## Task objective:
Answer with one number: how many lines have "Washington".

## Records for the task:
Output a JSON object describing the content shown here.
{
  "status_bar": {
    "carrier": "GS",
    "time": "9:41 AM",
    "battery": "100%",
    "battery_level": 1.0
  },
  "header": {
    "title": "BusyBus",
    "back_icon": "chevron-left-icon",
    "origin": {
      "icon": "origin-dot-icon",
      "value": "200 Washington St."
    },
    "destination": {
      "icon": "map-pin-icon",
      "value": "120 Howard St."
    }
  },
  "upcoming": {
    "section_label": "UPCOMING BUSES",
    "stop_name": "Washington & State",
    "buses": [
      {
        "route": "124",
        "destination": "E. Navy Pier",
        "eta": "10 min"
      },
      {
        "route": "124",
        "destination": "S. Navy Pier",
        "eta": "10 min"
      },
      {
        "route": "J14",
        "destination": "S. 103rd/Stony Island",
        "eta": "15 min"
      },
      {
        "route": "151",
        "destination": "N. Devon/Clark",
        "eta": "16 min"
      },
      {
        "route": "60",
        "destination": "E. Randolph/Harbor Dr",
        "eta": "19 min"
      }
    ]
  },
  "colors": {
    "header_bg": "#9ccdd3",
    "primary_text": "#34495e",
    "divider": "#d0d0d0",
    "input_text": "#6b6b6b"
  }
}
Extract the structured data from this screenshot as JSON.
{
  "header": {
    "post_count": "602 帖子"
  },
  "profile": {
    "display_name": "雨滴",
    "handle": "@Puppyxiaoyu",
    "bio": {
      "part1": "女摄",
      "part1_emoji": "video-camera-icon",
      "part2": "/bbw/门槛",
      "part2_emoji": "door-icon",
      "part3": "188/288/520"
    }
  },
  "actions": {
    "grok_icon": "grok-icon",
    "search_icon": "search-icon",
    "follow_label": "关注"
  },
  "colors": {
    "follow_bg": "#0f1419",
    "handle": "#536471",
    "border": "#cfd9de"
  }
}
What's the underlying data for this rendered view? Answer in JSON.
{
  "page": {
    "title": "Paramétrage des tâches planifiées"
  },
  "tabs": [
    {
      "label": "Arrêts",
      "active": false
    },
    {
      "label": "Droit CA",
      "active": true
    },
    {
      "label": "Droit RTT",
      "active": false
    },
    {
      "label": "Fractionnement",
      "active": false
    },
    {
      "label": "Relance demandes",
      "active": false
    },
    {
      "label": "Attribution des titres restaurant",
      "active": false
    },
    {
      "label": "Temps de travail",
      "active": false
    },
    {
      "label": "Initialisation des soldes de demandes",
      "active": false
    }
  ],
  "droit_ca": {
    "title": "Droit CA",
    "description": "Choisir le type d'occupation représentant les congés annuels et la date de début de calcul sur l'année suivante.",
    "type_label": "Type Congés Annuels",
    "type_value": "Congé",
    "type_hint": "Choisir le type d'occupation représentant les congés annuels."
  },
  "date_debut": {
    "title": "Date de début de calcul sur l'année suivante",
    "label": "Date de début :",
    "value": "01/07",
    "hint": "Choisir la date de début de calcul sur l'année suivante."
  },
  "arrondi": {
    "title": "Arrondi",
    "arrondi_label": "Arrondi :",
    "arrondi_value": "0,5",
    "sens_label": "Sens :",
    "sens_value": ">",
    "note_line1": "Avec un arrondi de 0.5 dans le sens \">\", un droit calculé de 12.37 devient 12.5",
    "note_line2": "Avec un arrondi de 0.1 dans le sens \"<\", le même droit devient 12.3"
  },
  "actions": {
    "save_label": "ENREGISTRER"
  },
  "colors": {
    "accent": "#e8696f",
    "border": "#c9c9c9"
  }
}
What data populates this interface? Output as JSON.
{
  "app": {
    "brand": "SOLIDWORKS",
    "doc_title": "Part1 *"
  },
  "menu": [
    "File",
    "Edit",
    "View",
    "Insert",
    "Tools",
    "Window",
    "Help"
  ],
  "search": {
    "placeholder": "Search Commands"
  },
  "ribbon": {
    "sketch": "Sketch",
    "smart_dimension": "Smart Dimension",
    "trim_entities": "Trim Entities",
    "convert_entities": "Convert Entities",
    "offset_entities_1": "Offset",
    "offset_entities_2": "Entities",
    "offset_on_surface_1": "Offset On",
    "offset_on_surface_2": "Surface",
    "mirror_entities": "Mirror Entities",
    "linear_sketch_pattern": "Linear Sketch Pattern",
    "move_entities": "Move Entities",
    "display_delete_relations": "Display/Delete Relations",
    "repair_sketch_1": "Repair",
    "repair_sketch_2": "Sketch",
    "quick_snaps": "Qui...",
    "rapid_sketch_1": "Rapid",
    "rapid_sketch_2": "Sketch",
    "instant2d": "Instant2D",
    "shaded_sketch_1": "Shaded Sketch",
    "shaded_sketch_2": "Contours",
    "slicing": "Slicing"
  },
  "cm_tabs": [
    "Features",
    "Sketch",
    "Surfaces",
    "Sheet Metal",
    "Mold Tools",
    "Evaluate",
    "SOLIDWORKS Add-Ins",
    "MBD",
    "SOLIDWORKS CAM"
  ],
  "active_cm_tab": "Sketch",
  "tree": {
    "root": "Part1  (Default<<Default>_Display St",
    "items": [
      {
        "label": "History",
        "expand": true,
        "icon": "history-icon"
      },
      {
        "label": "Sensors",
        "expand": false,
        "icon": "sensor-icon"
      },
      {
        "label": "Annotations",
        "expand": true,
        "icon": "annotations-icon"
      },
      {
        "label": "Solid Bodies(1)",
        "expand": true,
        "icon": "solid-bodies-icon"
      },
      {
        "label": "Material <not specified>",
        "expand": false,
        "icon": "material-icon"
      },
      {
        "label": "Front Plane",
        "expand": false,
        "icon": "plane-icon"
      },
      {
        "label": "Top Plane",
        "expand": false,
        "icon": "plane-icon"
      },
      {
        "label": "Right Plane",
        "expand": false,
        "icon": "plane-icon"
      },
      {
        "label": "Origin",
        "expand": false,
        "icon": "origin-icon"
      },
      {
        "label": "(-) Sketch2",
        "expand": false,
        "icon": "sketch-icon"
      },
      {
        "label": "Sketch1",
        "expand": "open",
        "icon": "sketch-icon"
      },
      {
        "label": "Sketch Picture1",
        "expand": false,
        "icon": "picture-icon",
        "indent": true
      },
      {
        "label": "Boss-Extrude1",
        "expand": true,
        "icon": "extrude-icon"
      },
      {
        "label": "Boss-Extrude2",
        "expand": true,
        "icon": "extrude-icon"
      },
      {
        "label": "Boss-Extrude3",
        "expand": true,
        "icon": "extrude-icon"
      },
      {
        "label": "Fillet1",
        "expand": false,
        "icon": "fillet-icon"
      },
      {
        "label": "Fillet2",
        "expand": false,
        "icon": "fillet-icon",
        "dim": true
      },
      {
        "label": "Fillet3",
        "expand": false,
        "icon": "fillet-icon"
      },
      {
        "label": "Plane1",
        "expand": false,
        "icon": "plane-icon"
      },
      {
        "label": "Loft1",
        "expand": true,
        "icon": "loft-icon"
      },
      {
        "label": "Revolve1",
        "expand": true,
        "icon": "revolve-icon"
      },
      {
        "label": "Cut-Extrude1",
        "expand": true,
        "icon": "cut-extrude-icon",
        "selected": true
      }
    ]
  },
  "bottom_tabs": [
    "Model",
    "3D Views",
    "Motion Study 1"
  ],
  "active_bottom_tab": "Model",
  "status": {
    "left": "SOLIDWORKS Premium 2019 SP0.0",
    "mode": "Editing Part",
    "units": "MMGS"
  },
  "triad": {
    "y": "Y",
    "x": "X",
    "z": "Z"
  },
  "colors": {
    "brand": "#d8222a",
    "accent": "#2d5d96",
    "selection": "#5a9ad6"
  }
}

## Right answer:
2